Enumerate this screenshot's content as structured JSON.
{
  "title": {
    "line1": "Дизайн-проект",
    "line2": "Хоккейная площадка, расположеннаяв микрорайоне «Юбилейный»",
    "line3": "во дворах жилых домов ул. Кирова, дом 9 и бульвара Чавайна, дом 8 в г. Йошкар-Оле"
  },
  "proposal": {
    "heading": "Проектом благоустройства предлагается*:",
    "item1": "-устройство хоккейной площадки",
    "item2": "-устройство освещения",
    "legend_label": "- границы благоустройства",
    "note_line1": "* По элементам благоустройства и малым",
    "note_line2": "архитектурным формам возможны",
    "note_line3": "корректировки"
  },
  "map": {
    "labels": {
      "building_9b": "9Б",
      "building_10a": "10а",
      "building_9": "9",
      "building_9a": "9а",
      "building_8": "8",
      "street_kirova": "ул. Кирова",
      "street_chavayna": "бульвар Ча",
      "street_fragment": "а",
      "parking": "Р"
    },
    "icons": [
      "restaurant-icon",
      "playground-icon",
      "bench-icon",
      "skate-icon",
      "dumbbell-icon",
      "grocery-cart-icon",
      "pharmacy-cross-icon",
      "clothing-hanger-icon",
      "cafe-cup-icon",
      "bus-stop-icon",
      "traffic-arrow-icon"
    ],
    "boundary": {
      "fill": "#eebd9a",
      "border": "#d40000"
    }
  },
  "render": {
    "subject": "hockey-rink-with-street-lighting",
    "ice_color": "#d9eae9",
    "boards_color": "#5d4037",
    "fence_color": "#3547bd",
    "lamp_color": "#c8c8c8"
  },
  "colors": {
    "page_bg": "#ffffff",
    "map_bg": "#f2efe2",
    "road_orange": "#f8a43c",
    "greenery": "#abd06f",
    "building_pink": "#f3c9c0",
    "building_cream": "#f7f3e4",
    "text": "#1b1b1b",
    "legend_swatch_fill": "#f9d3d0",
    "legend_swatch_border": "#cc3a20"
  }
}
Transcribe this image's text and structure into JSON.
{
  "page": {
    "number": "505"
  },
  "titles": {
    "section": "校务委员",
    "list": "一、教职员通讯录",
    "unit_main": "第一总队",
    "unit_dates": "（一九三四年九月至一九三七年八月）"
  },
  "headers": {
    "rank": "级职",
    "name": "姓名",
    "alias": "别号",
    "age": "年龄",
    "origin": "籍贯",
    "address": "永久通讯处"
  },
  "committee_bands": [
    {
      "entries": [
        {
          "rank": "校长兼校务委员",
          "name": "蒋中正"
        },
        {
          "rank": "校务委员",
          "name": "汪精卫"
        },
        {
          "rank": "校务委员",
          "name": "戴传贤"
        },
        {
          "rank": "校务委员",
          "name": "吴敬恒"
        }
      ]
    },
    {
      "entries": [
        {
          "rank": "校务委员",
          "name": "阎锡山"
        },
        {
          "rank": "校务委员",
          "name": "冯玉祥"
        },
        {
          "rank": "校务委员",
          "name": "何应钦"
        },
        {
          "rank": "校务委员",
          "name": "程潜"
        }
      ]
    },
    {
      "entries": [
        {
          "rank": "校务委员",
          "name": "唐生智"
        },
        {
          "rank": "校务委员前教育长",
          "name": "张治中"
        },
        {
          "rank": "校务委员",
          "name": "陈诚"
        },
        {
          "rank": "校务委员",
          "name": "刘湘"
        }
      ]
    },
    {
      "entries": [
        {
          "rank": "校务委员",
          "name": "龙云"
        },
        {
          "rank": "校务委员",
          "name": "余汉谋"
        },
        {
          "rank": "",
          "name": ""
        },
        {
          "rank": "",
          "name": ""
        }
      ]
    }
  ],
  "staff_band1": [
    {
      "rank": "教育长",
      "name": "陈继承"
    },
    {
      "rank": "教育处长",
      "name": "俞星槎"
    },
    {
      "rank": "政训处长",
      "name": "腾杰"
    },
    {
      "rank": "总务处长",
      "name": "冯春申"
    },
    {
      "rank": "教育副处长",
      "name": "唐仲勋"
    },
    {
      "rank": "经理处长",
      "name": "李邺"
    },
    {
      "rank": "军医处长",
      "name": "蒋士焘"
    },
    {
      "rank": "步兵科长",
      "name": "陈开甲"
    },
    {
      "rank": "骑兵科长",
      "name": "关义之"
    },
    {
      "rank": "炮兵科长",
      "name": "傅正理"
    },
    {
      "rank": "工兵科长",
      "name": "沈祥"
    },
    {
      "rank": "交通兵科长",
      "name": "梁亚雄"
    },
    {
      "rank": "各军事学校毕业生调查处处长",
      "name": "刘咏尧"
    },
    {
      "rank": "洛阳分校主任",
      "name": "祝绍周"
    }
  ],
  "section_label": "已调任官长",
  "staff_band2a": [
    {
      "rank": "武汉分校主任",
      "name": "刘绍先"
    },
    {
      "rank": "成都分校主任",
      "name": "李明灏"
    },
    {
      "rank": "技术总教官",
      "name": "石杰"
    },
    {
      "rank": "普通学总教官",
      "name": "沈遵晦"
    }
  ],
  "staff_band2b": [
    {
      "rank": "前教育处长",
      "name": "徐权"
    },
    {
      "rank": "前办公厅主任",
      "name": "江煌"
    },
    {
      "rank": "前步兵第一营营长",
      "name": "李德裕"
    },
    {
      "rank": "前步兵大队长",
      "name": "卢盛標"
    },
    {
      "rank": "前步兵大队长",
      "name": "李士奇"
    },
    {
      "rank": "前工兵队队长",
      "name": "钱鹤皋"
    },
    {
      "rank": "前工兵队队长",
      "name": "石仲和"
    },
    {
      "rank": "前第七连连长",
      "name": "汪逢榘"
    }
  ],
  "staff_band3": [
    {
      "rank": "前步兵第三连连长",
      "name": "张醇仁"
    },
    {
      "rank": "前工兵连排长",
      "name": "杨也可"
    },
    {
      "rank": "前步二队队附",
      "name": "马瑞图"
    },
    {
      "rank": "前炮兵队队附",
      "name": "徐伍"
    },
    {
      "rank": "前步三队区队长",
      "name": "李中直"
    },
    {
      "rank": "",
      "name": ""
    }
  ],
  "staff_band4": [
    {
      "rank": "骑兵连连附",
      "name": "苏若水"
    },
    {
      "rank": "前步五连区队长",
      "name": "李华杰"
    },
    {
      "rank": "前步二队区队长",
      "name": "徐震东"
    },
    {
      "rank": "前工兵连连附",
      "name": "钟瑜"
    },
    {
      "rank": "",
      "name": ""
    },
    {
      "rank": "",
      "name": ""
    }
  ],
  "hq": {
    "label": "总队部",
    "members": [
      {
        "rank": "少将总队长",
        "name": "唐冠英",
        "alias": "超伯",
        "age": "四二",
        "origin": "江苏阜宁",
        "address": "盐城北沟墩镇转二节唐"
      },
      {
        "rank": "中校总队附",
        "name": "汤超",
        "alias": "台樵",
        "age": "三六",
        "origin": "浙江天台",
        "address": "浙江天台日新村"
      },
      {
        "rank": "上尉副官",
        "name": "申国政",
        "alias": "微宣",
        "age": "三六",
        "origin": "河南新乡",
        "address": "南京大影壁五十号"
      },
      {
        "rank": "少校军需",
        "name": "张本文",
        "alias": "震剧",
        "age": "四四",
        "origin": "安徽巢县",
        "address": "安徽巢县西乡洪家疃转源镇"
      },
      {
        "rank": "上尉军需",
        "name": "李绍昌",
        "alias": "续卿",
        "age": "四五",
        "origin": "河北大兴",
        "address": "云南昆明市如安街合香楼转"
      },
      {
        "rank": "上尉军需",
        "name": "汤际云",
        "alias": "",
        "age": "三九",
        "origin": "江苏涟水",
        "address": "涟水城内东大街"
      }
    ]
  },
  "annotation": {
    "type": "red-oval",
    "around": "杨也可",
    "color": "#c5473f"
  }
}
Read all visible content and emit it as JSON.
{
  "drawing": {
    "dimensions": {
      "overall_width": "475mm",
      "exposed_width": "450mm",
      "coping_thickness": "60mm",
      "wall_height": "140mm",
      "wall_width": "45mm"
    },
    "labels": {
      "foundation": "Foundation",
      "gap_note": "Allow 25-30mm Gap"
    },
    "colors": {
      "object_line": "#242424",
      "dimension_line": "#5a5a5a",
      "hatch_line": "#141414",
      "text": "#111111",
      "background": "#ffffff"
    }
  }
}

What you will do: Lines from the records above that hold "origin" are the ones to list.

Task answer:
    "origin": "籍贯",
        "origin": "江苏阜宁",
        "origin": "浙江天台",
        "origin": "河南新乡",
        "origin": "安徽巢县",
        "origin": "河北大兴",
        "origin": "江苏涟水",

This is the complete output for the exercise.